__Input data__
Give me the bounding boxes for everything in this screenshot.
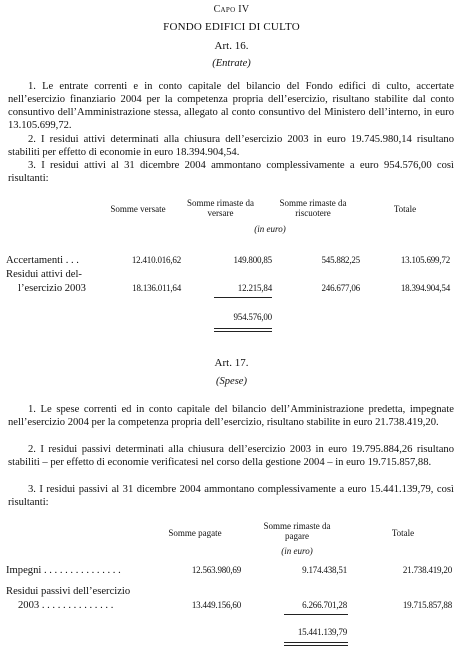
t16-row2-label: Residui attivi del- [6, 269, 82, 280]
t16-row2-v3: 246.677,06 [321, 283, 360, 293]
t17-head-totale: Totale [391, 528, 415, 538]
t16-row2-v2: 12.215,84 [237, 283, 272, 293]
t16-row2-v1: 18.136.011,64 [132, 283, 181, 293]
t17-unit: (in euro) [281, 546, 313, 556]
t16-row1-v3: 545.882,25 [321, 255, 360, 265]
t16-rule-bottom-2 [214, 331, 272, 332]
t17-row2-v2: 6.266.701,28 [302, 600, 347, 610]
art16-para-2: 2. I residui attivi determinati alla chiusura dell’esercizio 2003 in euro 19.745.980,14 risultano stabiliti per effetto di economie in euro 18.394.904,54. [8, 134, 454, 158]
art16-section: (Entrate) [212, 58, 251, 69]
t16-row1-label: Accertamenti . . . [6, 255, 79, 266]
t16-row1-v1: 12.410.016,62 [131, 255, 181, 265]
t16-head-da-riscuotere: Somme rimaste da riscuotere [279, 198, 347, 218]
t16-row2-label2: l’esercizio 2003 [18, 283, 86, 294]
t16-row1-v2: 149.800,85 [233, 255, 272, 265]
t17-row1-v1: 12.563.980,69 [191, 565, 241, 575]
fund-title: FONDO EDIFICI DI CULTO [163, 21, 300, 33]
chapter-heading: Capo IV [213, 4, 250, 15]
art16-para-1: 1. Le entrate correnti e in conto capitale del bilancio del Fondo edifici di culto, accertate nell’esercizio finanziario 2004 per la competenza propria dell’esercizio, risultano stabilite dal conto consuntivo dell’Amministrazione stessa, allegato al conto consuntivo del Ministero dell’interno, in euro 13.105.699,72. [8, 81, 454, 131]
t16-row2-v4: 18.394.904,54 [400, 283, 450, 293]
t16-rule-bottom-1 [214, 328, 272, 329]
t17-row2-label: Residui passivi dell’esercizio [6, 586, 131, 597]
t17-rule-bottom-1 [284, 642, 348, 643]
t16-rule-top [214, 297, 272, 298]
t16-head-versate: Somme versate [110, 204, 166, 214]
t16-head-da-versare: Somme rimaste da versare [187, 198, 254, 218]
art16-para-3: 3. I residui attivi al 31 dicembre 2004 ammontano complessivamente a euro 954.576,00 così risultanti: [8, 160, 454, 184]
t16-total: 954.576,00 [233, 312, 272, 322]
t17-rule-top [284, 614, 348, 615]
art17-para-2: 2. I residui passivi determinati alla chiusura dell’esercizio 2003 in euro 19.795.884,26 risultano stabiliti – per effetto di economie verificatesi nel corso della gestione 2004 – in euro 19.715.857,88. [8, 444, 454, 468]
t16-row1-v4: 13.105.699,72 [400, 255, 450, 265]
art17-para-3: 3. I residui passivi al 31 dicembre 2004 ammontano complessivamente a euro 15.441.139,79, così risultanti: [8, 484, 454, 508]
t17-row1-label: Impegni . . . . . . . . . . . . . . . [6, 565, 121, 576]
art17-title: Art. 17. [214, 357, 249, 369]
t17-row2-label2: 2003 . . . . . . . . . . . . . . [18, 600, 114, 611]
t17-row1-v2: 9.174.438,51 [302, 565, 347, 575]
t16-head-totale: Totale [393, 204, 417, 214]
t17-row2-v3: 19.715.857,88 [402, 600, 452, 610]
t17-rule-bottom-2 [284, 645, 348, 646]
t17-row2-v1: 13.449.156,60 [191, 600, 241, 610]
t17-head-pagate: Somme pagate [168, 528, 222, 538]
t16-unit: (in euro) [254, 224, 286, 234]
t17-total: 15.441.139,79 [297, 627, 347, 637]
t17-row1-v3: 21.738.419,20 [402, 565, 452, 575]
art17-para-1: 1. Le spese correnti ed in conto capitale del bilancio dell’Amministrazione predetta, impegnate nell’esercizio 2004 per la competenza propria dell’esercizio, risultano stabilite in euro 21.738.419,20. [8, 404, 454, 428]
t17-head-da-pagare: Somme rimaste da pagare [263, 521, 331, 541]
art17-section: (Spese) [216, 376, 247, 387]
art16-title: Art. 16. [214, 40, 249, 52]
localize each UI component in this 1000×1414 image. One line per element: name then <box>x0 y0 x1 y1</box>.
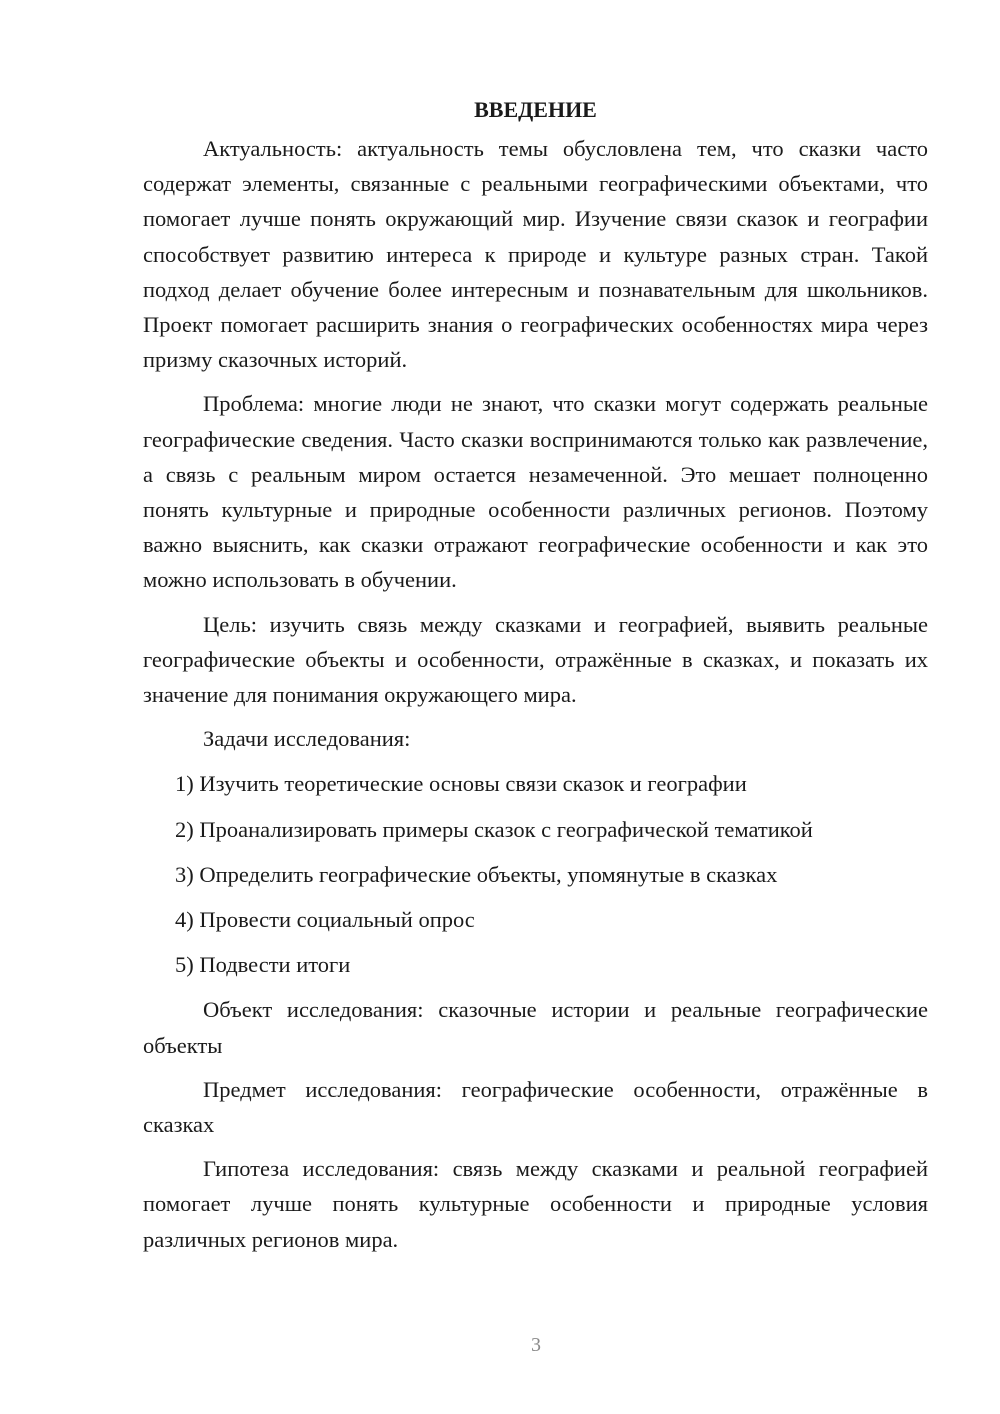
tasks-list <box>143 766 928 982</box>
paragraph-object: Объект исследования: сказочные истории и реальные географические объекты <box>143 997 928 1058</box>
paragraph-problem: Проблема: многие люди не знают, что сказки могут содержать реальные географические сведения. Часто сказки воспринимаются только как развлечение, а связь с реальным миром остается незамеченной. Это мешает полноценно понять культурные и природные особенности различных регионов. Поэтому важно выяснить, как сказки отражают географические особенности и как это можно использовать в обучении. <box>143 391 928 593</box>
paragraph-goal: Цель: изучить связь между сказками и географией, выявить реальные географические объекты и особенности, отражённые в сказках, и показать их значение для понимания окружающего мира. <box>143 611 928 708</box>
list-item: 5) Подвести итоги <box>175 952 351 978</box>
list-item: 3) Определить географические объекты, упомянутые в сказках <box>175 861 778 887</box>
paragraph-relevance: Актуальность: актуальность темы обусловлена тем, что сказки часто содержат элементы, связанные с реальными географическими объектами, что помогает лучше понять окружающий мир. Изучение связи сказок и географии способствует развитию интереса к природе и культуре разных стран. Такой подход делает обучение более интересным и познавательным для школьников. Проект помогает расширить знания о географических особенностях мира через призму сказочных историй. <box>143 136 928 373</box>
tasks-heading: Задачи исследования: <box>203 726 411 752</box>
list-item: 4) Провести социальный опрос <box>175 907 475 933</box>
list-item: 1) Изучить теоретические основы связи сказок и географии <box>175 771 747 797</box>
document-page <box>143 92 928 1266</box>
page-title: ВВЕДЕНИЕ <box>474 97 597 122</box>
paragraph-hypothesis: Гипотеза исследования: связь между сказками и реальной географией помогает лучше понять культурные особенности и природные условия различных регионов мира. <box>143 1156 928 1252</box>
paragraph-subject: Предмет исследования: географические особенности, отражённые в сказках <box>143 1076 928 1138</box>
list-item: 2) Проанализировать примеры сказок с географической тематикой <box>175 816 813 842</box>
page-number: 3 <box>531 1334 541 1356</box>
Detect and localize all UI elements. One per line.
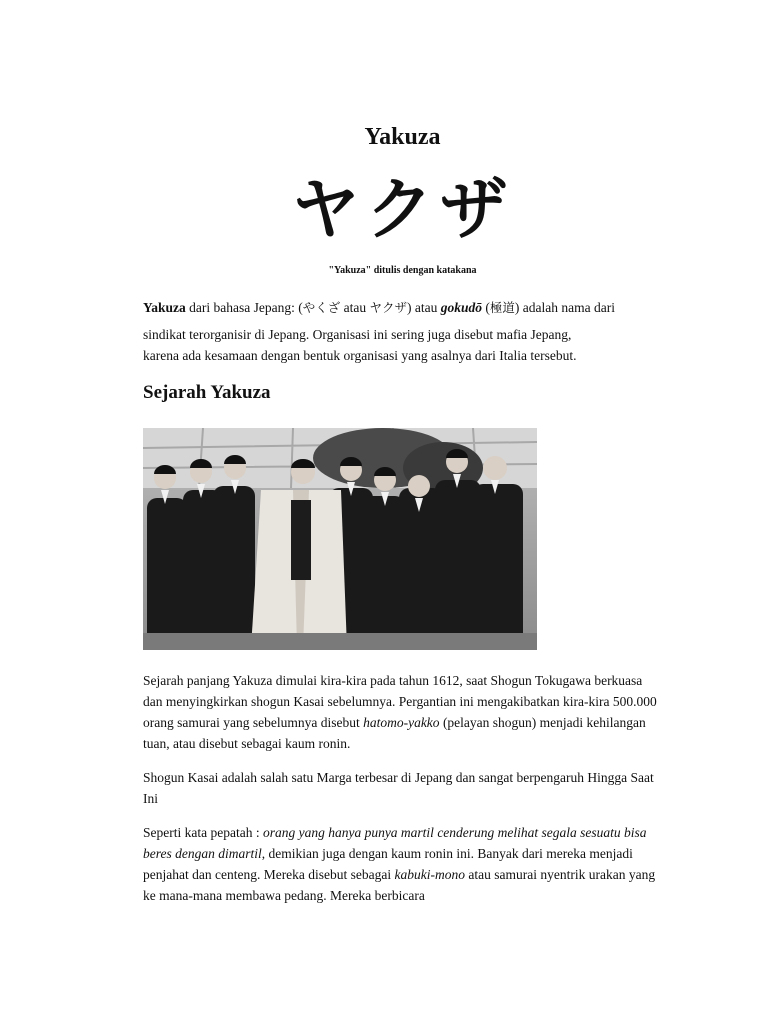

__Work to complete__
Return all the lines above exactly, leaving out the pictures.

__Worked answer__
Give me the bounding boxes for everything in this screenshot.
t16-row2-label: Residui attivi del- [6, 269, 82, 280]
t16-row2-v3: 246.677,06 [321, 283, 360, 293]
t17-head-totale: Totale [391, 528, 415, 538]
t16-row2-v2: 12.215,84 [237, 283, 272, 293]
t16-row2-v1: 18.136.011,64 [132, 283, 181, 293]
t17-unit: (in euro) [281, 546, 313, 556]
t16-row1-v3: 545.882,25 [321, 255, 360, 265]
t16-rule-bottom-2 [214, 331, 272, 332]
t17-row2-v2: 6.266.701,28 [302, 600, 347, 610]
art16-para-2: 2. I residui attivi determinati alla chiusura dell’esercizio 2003 in euro 19.745.980,14 risultano stabiliti per effetto di economie in euro 18.394.904,54. [8, 134, 454, 158]
art16-section: (Entrate) [212, 58, 251, 69]
t16-row1-label: Accertamenti . . . [6, 255, 79, 266]
t16-row1-v1: 12.410.016,62 [131, 255, 181, 265]
t16-head-da-riscuotere: Somme rimaste da riscuotere [279, 198, 347, 218]
t16-row2-label2: l’esercizio 2003 [18, 283, 86, 294]
t16-row1-v2: 149.800,85 [233, 255, 272, 265]
t17-row1-v1: 12.563.980,69 [191, 565, 241, 575]
fund-title: FONDO EDIFICI DI CULTO [163, 21, 300, 33]
chapter-heading: Capo IV [213, 4, 250, 15]
art16-para-1: 1. Le entrate correnti e in conto capitale del bilancio del Fondo edifici di culto, accertate nell’esercizio finanziario 2004 per la competenza propria dell’esercizio, risultano stabilite dal conto consuntivo dell’Amministrazione stessa, allegato al conto consuntivo del Ministero dell’interno, in euro 13.105.699,72. [8, 81, 454, 131]
t16-row2-v4: 18.394.904,54 [400, 283, 450, 293]
t16-rule-bottom-1 [214, 328, 272, 329]
t17-row2-label: Residui passivi dell’esercizio [6, 586, 131, 597]
t17-rule-bottom-1 [284, 642, 348, 643]
t16-rule-top [214, 297, 272, 298]
t16-head-versate: Somme versate [110, 204, 166, 214]
t16-head-da-versare: Somme rimaste da versare [187, 198, 254, 218]
art16-para-3: 3. I residui attivi al 31 dicembre 2004 ammontano complessivamente a euro 954.576,00 così risultanti: [8, 160, 454, 184]
t16-total: 954.576,00 [233, 312, 272, 322]
t17-rule-top [284, 614, 348, 615]
art17-para-2: 2. I residui passivi determinati alla chiusura dell’esercizio 2003 in euro 19.795.884,26 risultano stabiliti – per effetto di economie verificatesi nel corso della gestione 2004 – in euro 19.715.857,88. [8, 444, 454, 468]
t16-row1-v4: 13.105.699,72 [400, 255, 450, 265]
art17-para-3: 3. I residui passivi al 31 dicembre 2004 ammontano complessivamente a euro 15.441.139,79, così risultanti: [8, 484, 454, 508]
t17-row1-label: Impegni . . . . . . . . . . . . . . . [6, 565, 121, 576]
art17-title: Art. 17. [214, 357, 249, 369]
t17-row2-label2: 2003 . . . . . . . . . . . . . . [18, 600, 114, 611]
t17-row1-v2: 9.174.438,51 [302, 565, 347, 575]
t16-head-totale: Totale [393, 204, 417, 214]
t17-row2-v3: 19.715.857,88 [402, 600, 452, 610]
t17-rule-bottom-2 [284, 645, 348, 646]
t17-row2-v1: 13.449.156,60 [191, 600, 241, 610]
t17-head-pagate: Somme pagate [168, 528, 222, 538]
t16-unit: (in euro) [254, 224, 286, 234]
t17-total: 15.441.139,79 [297, 627, 347, 637]
t17-row1-v3: 21.738.419,20 [402, 565, 452, 575]
art17-para-1: 1. Le spese correnti ed in conto capitale del bilancio dell’Amministrazione predetta, impegnate nell’esercizio 2004 per la competenza propria dell’esercizio, risultano stabilite in euro 21.738.419,20. [8, 404, 454, 428]
t17-head-da-pagare: Somme rimaste da pagare [263, 521, 331, 541]
art17-section: (Spese) [216, 376, 247, 387]
art16-title: Art. 16. [214, 40, 249, 52]
localize each UI component in this 1000×1414 image. One line per element: name then <box>x0 y0 x1 y1</box>.
tasks-list <box>143 766 928 982</box>
paragraph-object: Объект исследования: сказочные истории и реальные географические объекты <box>143 997 928 1058</box>
paragraph-problem: Проблема: многие люди не знают, что сказки могут содержать реальные географические сведения. Часто сказки воспринимаются только как развлечение, а связь с реальным миром остается незамеченной. Это мешает полноценно понять культурные и природные особенности различных регионов. Поэтому важно выяснить, как сказки отражают географические особенности и как это можно использовать в обучении. <box>143 391 928 593</box>
paragraph-goal: Цель: изучить связь между сказками и географией, выявить реальные географические объекты и особенности, отражённые в сказках, и показать их значение для понимания окружающего мира. <box>143 611 928 708</box>
list-item: 5) Подвести итоги <box>175 952 351 978</box>
list-item: 3) Определить географические объекты, упомянутые в сказках <box>175 861 778 887</box>
paragraph-relevance: Актуальность: актуальность темы обусловлена тем, что сказки часто содержат элементы, связанные с реальными географическими объектами, что помогает лучше понять окружающий мир. Изучение связи сказок и географии способствует развитию интереса к природе и культуре разных стран. Такой подход делает обучение более интересным и познавательным для школьников. Проект помогает расширить знания о географических особенностях мира через призму сказочных историй. <box>143 136 928 373</box>
tasks-heading: Задачи исследования: <box>203 726 411 752</box>
list-item: 4) Провести социальный опрос <box>175 907 475 933</box>
list-item: 1) Изучить теоретические основы связи сказок и географии <box>175 771 747 797</box>
document-page <box>143 92 928 1266</box>
page-title: ВВЕДЕНИЕ <box>474 97 597 122</box>
paragraph-hypothesis: Гипотеза исследования: связь между сказками и реальной географией помогает лучше понять культурные особенности и природные условия различных регионов мира. <box>143 1156 928 1252</box>
paragraph-subject: Предмет исследования: географические особенности, отражённые в сказках <box>143 1076 928 1138</box>
list-item: 2) Проанализировать примеры сказок с географической тематикой <box>175 816 813 842</box>
page-number: 3 <box>531 1334 541 1356</box>
Detect and localize all UI elements. One per line.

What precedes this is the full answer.